[Records of where the elements appear]
■ ■ ■

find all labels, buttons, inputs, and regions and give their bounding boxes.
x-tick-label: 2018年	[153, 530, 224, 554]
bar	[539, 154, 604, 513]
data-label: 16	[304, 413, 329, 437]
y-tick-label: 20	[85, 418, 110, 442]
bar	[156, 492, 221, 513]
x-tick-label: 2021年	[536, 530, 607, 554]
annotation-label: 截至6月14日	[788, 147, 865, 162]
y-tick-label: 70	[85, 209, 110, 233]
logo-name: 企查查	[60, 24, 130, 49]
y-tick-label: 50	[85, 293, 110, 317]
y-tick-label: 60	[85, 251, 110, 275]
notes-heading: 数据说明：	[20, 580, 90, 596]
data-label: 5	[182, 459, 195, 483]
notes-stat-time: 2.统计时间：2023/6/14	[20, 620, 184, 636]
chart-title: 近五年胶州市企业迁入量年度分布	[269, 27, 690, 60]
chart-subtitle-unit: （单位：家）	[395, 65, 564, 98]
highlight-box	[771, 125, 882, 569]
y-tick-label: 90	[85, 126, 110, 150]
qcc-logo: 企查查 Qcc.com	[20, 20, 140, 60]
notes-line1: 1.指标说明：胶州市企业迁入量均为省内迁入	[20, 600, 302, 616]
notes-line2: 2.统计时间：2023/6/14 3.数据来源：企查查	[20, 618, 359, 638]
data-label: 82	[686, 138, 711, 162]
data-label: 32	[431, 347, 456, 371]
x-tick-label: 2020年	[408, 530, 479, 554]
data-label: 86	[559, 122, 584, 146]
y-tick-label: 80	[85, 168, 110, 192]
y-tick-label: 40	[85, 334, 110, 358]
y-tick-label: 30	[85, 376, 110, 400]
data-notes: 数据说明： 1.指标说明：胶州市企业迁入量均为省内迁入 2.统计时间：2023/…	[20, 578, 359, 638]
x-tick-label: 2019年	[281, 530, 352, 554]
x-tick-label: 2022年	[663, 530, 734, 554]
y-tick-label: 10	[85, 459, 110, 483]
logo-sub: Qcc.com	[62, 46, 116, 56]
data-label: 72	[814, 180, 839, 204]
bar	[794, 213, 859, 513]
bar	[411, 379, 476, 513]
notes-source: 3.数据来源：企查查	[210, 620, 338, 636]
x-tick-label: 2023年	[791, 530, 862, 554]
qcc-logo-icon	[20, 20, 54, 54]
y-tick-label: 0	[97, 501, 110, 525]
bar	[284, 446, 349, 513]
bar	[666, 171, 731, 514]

■ ■ ■

- [Directions for this task] Reproduce every line of the records above, unchanged and in the same order.

- [The output]
find all labels, buttons, inputs, and regions and give their bounding boxes.
x-tick-label: 2018年	[153, 530, 224, 554]
bar	[539, 154, 604, 513]
data-label: 16	[304, 413, 329, 437]
y-tick-label: 20	[85, 418, 110, 442]
bar	[156, 492, 221, 513]
x-tick-label: 2021年	[536, 530, 607, 554]
annotation-label: 截至6月14日	[788, 147, 865, 162]
y-tick-label: 70	[85, 209, 110, 233]
logo-name: 企查查	[60, 24, 130, 49]
y-tick-label: 50	[85, 293, 110, 317]
y-tick-label: 60	[85, 251, 110, 275]
notes-heading: 数据说明：	[20, 580, 90, 596]
data-label: 5	[182, 459, 195, 483]
notes-stat-time: 2.统计时间：2023/6/14	[20, 620, 184, 636]
chart-title: 近五年胶州市企业迁入量年度分布	[269, 27, 690, 60]
chart-subtitle-unit: （单位：家）	[395, 65, 564, 98]
highlight-box	[771, 125, 882, 569]
y-tick-label: 90	[85, 126, 110, 150]
qcc-logo: 企查查 Qcc.com	[20, 20, 140, 60]
notes-line1: 1.指标说明：胶州市企业迁入量均为省内迁入	[20, 600, 302, 616]
notes-line2: 2.统计时间：2023/6/14 3.数据来源：企查查	[20, 618, 359, 638]
data-label: 82	[686, 138, 711, 162]
data-label: 32	[431, 347, 456, 371]
x-tick-label: 2020年	[408, 530, 479, 554]
data-label: 86	[559, 122, 584, 146]
y-tick-label: 80	[85, 168, 110, 192]
y-tick-label: 40	[85, 334, 110, 358]
y-tick-label: 30	[85, 376, 110, 400]
data-notes: 数据说明： 1.指标说明：胶州市企业迁入量均为省内迁入 2.统计时间：2023/…	[20, 578, 359, 638]
x-tick-label: 2019年	[281, 530, 352, 554]
x-tick-label: 2022年	[663, 530, 734, 554]
y-tick-label: 10	[85, 459, 110, 483]
logo-sub: Qcc.com	[62, 46, 116, 56]
data-label: 72	[814, 180, 839, 204]
bar	[794, 213, 859, 513]
bar	[411, 379, 476, 513]
notes-source: 3.数据来源：企查查	[210, 620, 338, 636]
x-tick-label: 2023年	[791, 530, 862, 554]
qcc-logo-icon	[20, 20, 54, 54]
y-tick-label: 0	[97, 501, 110, 525]
bar	[284, 446, 349, 513]
bar	[666, 171, 731, 514]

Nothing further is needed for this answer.